Exercise description
Look for the string "been" in every line, and copy each line that has it.

Stored rows
[start]
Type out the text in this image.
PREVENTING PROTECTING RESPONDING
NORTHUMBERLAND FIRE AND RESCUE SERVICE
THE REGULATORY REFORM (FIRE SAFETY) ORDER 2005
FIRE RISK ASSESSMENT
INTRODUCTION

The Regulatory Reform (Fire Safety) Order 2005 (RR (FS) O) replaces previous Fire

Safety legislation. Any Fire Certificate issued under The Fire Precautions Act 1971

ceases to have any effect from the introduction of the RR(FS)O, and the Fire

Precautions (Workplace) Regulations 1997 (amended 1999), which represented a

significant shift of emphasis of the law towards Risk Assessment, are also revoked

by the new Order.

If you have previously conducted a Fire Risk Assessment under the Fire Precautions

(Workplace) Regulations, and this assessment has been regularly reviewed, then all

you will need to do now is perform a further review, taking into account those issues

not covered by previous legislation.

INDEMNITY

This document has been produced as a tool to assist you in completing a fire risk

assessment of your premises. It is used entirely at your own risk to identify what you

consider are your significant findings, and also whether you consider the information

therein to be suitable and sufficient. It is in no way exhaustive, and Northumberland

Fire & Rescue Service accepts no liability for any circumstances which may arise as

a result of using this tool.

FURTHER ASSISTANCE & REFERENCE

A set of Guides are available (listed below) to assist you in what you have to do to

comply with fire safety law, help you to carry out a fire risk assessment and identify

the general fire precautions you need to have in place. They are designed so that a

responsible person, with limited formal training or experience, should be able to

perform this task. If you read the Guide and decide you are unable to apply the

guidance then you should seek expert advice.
[end]
Exercise solution
(Workplace) Regulations, and this assessment has been regularly reviewed, then all
This document has been produced as a tool to assist you in completing a fire risk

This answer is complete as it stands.